Repeat the listing below in full, exactly as it stands.

**Source material**

+---+

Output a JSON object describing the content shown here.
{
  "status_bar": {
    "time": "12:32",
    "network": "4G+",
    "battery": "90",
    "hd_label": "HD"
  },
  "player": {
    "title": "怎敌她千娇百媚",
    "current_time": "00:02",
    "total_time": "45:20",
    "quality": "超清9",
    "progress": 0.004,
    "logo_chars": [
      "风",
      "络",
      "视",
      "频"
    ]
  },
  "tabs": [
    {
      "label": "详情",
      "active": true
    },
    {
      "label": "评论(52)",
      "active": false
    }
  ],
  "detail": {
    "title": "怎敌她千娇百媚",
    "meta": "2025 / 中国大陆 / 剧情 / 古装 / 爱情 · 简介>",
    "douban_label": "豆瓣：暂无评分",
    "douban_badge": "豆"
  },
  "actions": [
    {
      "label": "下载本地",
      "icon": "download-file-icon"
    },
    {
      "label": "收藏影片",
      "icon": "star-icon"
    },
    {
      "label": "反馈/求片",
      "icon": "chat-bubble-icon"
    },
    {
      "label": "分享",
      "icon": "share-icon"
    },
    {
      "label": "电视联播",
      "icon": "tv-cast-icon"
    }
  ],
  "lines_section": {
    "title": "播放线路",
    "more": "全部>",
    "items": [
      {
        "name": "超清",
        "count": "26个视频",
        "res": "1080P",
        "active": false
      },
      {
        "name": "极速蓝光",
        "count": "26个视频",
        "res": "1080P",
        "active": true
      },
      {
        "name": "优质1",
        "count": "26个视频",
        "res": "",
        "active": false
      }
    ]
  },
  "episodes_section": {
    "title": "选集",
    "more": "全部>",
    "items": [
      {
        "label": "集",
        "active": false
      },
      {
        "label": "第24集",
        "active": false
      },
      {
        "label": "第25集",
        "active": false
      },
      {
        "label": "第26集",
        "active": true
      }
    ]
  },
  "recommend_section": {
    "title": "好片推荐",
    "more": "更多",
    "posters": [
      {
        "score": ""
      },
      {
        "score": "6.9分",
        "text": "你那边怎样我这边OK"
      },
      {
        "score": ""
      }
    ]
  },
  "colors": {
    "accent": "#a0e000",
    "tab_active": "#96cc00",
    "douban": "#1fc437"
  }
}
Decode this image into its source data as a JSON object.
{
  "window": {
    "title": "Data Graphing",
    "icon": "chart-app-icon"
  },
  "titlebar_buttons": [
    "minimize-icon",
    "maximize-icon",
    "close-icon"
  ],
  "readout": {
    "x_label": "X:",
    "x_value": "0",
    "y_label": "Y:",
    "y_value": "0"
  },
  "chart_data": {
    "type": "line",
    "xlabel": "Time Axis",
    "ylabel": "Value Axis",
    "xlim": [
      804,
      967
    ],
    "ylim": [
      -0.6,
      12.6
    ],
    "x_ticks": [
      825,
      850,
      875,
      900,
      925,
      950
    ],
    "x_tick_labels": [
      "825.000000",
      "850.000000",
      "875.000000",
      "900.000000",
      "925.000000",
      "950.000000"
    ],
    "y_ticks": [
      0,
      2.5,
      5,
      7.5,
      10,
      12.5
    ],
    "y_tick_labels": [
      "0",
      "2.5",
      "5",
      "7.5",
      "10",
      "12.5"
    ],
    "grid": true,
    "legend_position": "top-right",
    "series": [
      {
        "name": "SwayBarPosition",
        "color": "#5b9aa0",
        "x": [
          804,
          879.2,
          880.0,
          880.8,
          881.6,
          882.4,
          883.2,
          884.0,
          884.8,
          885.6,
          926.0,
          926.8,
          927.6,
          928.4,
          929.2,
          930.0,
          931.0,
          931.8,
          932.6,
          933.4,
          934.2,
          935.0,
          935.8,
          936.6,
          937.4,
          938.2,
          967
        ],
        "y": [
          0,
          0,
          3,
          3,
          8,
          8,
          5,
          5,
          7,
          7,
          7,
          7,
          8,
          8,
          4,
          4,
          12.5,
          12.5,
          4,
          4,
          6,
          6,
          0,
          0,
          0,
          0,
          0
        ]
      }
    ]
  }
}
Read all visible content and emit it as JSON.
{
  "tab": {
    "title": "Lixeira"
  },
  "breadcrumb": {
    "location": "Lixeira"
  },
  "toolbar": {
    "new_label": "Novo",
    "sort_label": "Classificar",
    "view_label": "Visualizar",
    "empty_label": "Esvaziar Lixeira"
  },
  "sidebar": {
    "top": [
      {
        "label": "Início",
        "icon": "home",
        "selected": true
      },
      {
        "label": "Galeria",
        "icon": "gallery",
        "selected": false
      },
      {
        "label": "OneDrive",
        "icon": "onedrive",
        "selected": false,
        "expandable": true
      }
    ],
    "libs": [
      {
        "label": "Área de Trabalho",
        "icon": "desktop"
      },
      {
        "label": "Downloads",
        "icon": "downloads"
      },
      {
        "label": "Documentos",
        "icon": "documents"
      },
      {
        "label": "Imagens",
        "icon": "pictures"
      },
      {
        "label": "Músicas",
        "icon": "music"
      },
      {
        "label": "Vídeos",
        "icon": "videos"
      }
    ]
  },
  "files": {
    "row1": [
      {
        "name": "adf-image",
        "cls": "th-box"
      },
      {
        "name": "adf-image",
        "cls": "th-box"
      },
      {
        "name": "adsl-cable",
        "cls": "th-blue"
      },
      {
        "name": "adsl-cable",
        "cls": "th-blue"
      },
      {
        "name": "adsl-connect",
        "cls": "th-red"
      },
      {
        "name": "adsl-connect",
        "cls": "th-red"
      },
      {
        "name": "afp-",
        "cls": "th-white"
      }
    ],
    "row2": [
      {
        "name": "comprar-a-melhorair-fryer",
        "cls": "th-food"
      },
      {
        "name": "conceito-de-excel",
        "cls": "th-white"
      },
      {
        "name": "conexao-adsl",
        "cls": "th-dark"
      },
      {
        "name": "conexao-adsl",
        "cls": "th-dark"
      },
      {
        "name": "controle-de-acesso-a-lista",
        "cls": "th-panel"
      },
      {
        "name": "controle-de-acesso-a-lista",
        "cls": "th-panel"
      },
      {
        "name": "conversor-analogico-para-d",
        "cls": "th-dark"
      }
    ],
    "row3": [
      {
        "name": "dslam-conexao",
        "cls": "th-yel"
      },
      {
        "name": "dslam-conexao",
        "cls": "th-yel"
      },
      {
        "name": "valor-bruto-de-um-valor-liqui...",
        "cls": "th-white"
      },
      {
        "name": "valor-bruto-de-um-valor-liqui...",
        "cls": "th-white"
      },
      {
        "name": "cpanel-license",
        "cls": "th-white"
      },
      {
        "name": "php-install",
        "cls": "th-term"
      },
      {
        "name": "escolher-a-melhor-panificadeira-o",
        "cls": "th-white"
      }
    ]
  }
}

+---+

**Answer**
Output a JSON object describing the content shown here.
{
  "status_bar": {
    "time": "12:32",
    "network": "4G+",
    "battery": "90",
    "hd_label": "HD"
  },
  "player": {
    "title": "怎敌她千娇百媚",
    "current_time": "00:02",
    "total_time": "45:20",
    "quality": "超清9",
    "progress": 0.004,
    "logo_chars": [
      "风",
      "络",
      "视",
      "频"
    ]
  },
  "tabs": [
    {
      "label": "详情",
      "active": true
    },
    {
      "label": "评论(52)",
      "active": false
    }
  ],
  "detail": {
    "title": "怎敌她千娇百媚",
    "meta": "2025 / 中国大陆 / 剧情 / 古装 / 爱情 · 简介>",
    "douban_label": "豆瓣：暂无评分",
    "douban_badge": "豆"
  },
  "actions": [
    {
      "label": "下载本地",
      "icon": "download-file-icon"
    },
    {
      "label": "收藏影片",
      "icon": "star-icon"
    },
    {
      "label": "反馈/求片",
      "icon": "chat-bubble-icon"
    },
    {
      "label": "分享",
      "icon": "share-icon"
    },
    {
      "label": "电视联播",
      "icon": "tv-cast-icon"
    }
  ],
  "lines_section": {
    "title": "播放线路",
    "more": "全部>",
    "items": [
      {
        "name": "超清",
        "count": "26个视频",
        "res": "1080P",
        "active": false
      },
      {
        "name": "极速蓝光",
        "count": "26个视频",
        "res": "1080P",
        "active": true
      },
      {
        "name": "优质1",
        "count": "26个视频",
        "res": "",
        "active": false
      }
    ]
  },
  "episodes_section": {
    "title": "选集",
    "more": "全部>",
    "items": [
      {
        "label": "集",
        "active": false
      },
      {
        "label": "第24集",
        "active": false
      },
      {
        "label": "第25集",
        "active": false
      },
      {
        "label": "第26集",
        "active": true
      }
    ]
  },
  "recommend_section": {
    "title": "好片推荐",
    "more": "更多",
    "posters": [
      {
        "score": ""
      },
      {
        "score": "6.9分",
        "text": "你那边怎样我这边OK"
      },
      {
        "score": ""
      }
    ]
  },
  "colors": {
    "accent": "#a0e000",
    "tab_active": "#96cc00",
    "douban": "#1fc437"
  }
}
Decode this image into its source data as a JSON object.
{
  "window": {
    "title": "Data Graphing",
    "icon": "chart-app-icon"
  },
  "titlebar_buttons": [
    "minimize-icon",
    "maximize-icon",
    "close-icon"
  ],
  "readout": {
    "x_label": "X:",
    "x_value": "0",
    "y_label": "Y:",
    "y_value": "0"
  },
  "chart_data": {
    "type": "line",
    "xlabel": "Time Axis",
    "ylabel": "Value Axis",
    "xlim": [
      804,
      967
    ],
    "ylim": [
      -0.6,
      12.6
    ],
    "x_ticks": [
      825,
      850,
      875,
      900,
      925,
      950
    ],
    "x_tick_labels": [
      "825.000000",
      "850.000000",
      "875.000000",
      "900.000000",
      "925.000000",
      "950.000000"
    ],
    "y_ticks": [
      0,
      2.5,
      5,
      7.5,
      10,
      12.5
    ],
    "y_tick_labels": [
      "0",
      "2.5",
      "5",
      "7.5",
      "10",
      "12.5"
    ],
    "grid": true,
    "legend_position": "top-right",
    "series": [
      {
        "name": "SwayBarPosition",
        "color": "#5b9aa0",
        "x": [
          804,
          879.2,
          880.0,
          880.8,
          881.6,
          882.4,
          883.2,
          884.0,
          884.8,
          885.6,
          926.0,
          926.8,
          927.6,
          928.4,
          929.2,
          930.0,
          931.0,
          931.8,
          932.6,
          933.4,
          934.2,
          935.0,
          935.8,
          936.6,
          937.4,
          938.2,
          967
        ],
        "y": [
          0,
          0,
          3,
          3,
          8,
          8,
          5,
          5,
          7,
          7,
          7,
          7,
          8,
          8,
          4,
          4,
          12.5,
          12.5,
          4,
          4,
          6,
          6,
          0,
          0,
          0,
          0,
          0
        ]
      }
    ]
  }
}
Read all visible content and emit it as JSON.
{
  "tab": {
    "title": "Lixeira"
  },
  "breadcrumb": {
    "location": "Lixeira"
  },
  "toolbar": {
    "new_label": "Novo",
    "sort_label": "Classificar",
    "view_label": "Visualizar",
    "empty_label": "Esvaziar Lixeira"
  },
  "sidebar": {
    "top": [
      {
        "label": "Início",
        "icon": "home",
        "selected": true
      },
      {
        "label": "Galeria",
        "icon": "gallery",
        "selected": false
      },
      {
        "label": "OneDrive",
        "icon": "onedrive",
        "selected": false,
        "expandable": true
      }
    ],
    "libs": [
      {
        "label": "Área de Trabalho",
        "icon": "desktop"
      },
      {
        "label": "Downloads",
        "icon": "downloads"
      },
      {
        "label": "Documentos",
        "icon": "documents"
      },
      {
        "label": "Imagens",
        "icon": "pictures"
      },
      {
        "label": "Músicas",
        "icon": "music"
      },
      {
        "label": "Vídeos",
        "icon": "videos"
      }
    ]
  },
  "files": {
    "row1": [
      {
        "name": "adf-image",
        "cls": "th-box"
      },
      {
        "name": "adf-image",
        "cls": "th-box"
      },
      {
        "name": "adsl-cable",
        "cls": "th-blue"
      },
      {
        "name": "adsl-cable",
        "cls": "th-blue"
      },
      {
        "name": "adsl-connect",
        "cls": "th-red"
      },
      {
        "name": "adsl-connect",
        "cls": "th-red"
      },
      {
        "name": "afp-",
        "cls": "th-white"
      }
    ],
    "row2": [
      {
        "name": "comprar-a-melhorair-fryer",
        "cls": "th-food"
      },
      {
        "name": "conceito-de-excel",
        "cls": "th-white"
      },
      {
        "name": "conexao-adsl",
        "cls": "th-dark"
      },
      {
        "name": "conexao-adsl",
        "cls": "th-dark"
      },
      {
        "name": "controle-de-acesso-a-lista",
        "cls": "th-panel"
      },
      {
        "name": "controle-de-acesso-a-lista",
        "cls": "th-panel"
      },
      {
        "name": "conversor-analogico-para-d",
        "cls": "th-dark"
      }
    ],
    "row3": [
      {
        "name": "dslam-conexao",
        "cls": "th-yel"
      },
      {
        "name": "dslam-conexao",
        "cls": "th-yel"
      },
      {
        "name": "valor-bruto-de-um-valor-liqui...",
        "cls": "th-white"
      },
      {
        "name": "valor-bruto-de-um-valor-liqui...",
        "cls": "th-white"
      },
      {
        "name": "cpanel-license",
        "cls": "th-white"
      },
      {
        "name": "php-install",
        "cls": "th-term"
      },
      {
        "name": "escolher-a-melhor-panificadeira-o",
        "cls": "th-white"
      }
    ]
  }
}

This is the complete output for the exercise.